## WRITTEN REQUEST
Can you output the material exactly as written, minus any pictures it holds?

## EXTRACTED ENTRIES

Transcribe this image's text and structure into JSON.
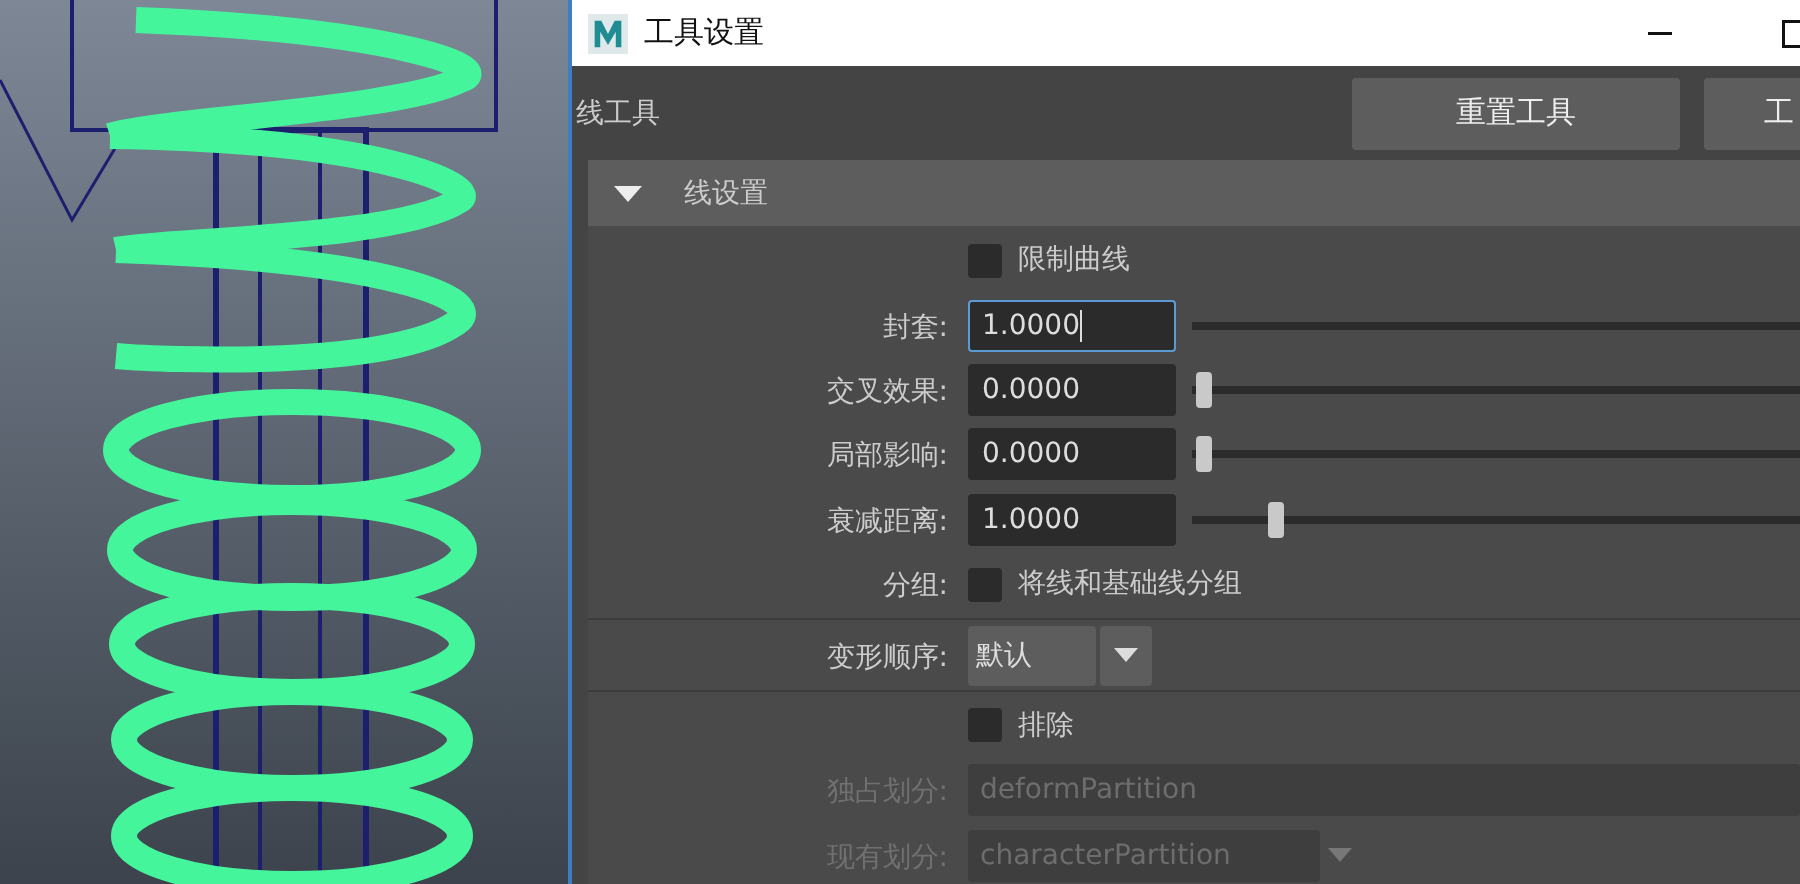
{
  "window": {
    "title": "工具设置"
  },
  "toolbar": {
    "tool_name": "线工具",
    "buttons": [
      "重置工具",
      "工"
    ]
  },
  "section": {
    "title": "线设置",
    "expanded": true
  },
  "groups": [
    [
      {
        "kind": "checkbox",
        "text": "限制曲线",
        "checked": false
      },
      {
        "kind": "slider",
        "label": "封套:",
        "value": "1.0000",
        "focused": true
      },
      {
        "kind": "slider",
        "label": "交叉效果:",
        "value": "0.0000",
        "focused": false,
        "level": 0
      },
      {
        "kind": "slider",
        "label": "局部影响:",
        "value": "0.0000",
        "focused": false,
        "level": 0
      },
      {
        "kind": "slider",
        "label": "衰减距离:",
        "value": "1.0000",
        "focused": false,
        "level": 0.11
      },
      {
        "kind": "checkbox",
        "label": "分组:",
        "text": "将线和基础线分组",
        "checked": false
      }
    ],
    [
      {
        "kind": "dropdown",
        "label": "变形顺序:",
        "value": "默认"
      }
    ],
    [
      {
        "kind": "checkbox",
        "text": "排除",
        "checked": false
      },
      {
        "kind": "field",
        "label": "独占划分:",
        "value": "deformPartition",
        "disabled": true
      },
      {
        "kind": "combo",
        "label": "现有划分:",
        "value": "characterPartition",
        "disabled": true
      }
    ]
  ]
}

## FULL SOLUTION
Transcribe this image's text and structure into JSON.
{
  "window": {
    "title": "工具设置"
  },
  "toolbar": {
    "tool_name": "线工具",
    "buttons": [
      "重置工具",
      "工"
    ]
  },
  "section": {
    "title": "线设置",
    "expanded": true
  },
  "groups": [
    [
      {
        "kind": "checkbox",
        "text": "限制曲线",
        "checked": false
      },
      {
        "kind": "slider",
        "label": "封套:",
        "value": "1.0000",
        "focused": true
      },
      {
        "kind": "slider",
        "label": "交叉效果:",
        "value": "0.0000",
        "focused": false,
        "level": 0
      },
      {
        "kind": "slider",
        "label": "局部影响:",
        "value": "0.0000",
        "focused": false,
        "level": 0
      },
      {
        "kind": "slider",
        "label": "衰减距离:",
        "value": "1.0000",
        "focused": false,
        "level": 0.11
      },
      {
        "kind": "checkbox",
        "label": "分组:",
        "text": "将线和基础线分组",
        "checked": false
      }
    ],
    [
      {
        "kind": "dropdown",
        "label": "变形顺序:",
        "value": "默认"
      }
    ],
    [
      {
        "kind": "checkbox",
        "text": "排除",
        "checked": false
      },
      {
        "kind": "field",
        "label": "独占划分:",
        "value": "deformPartition",
        "disabled": true
      },
      {
        "kind": "combo",
        "label": "现有划分:",
        "value": "characterPartition",
        "disabled": true
      }
    ]
  ]
}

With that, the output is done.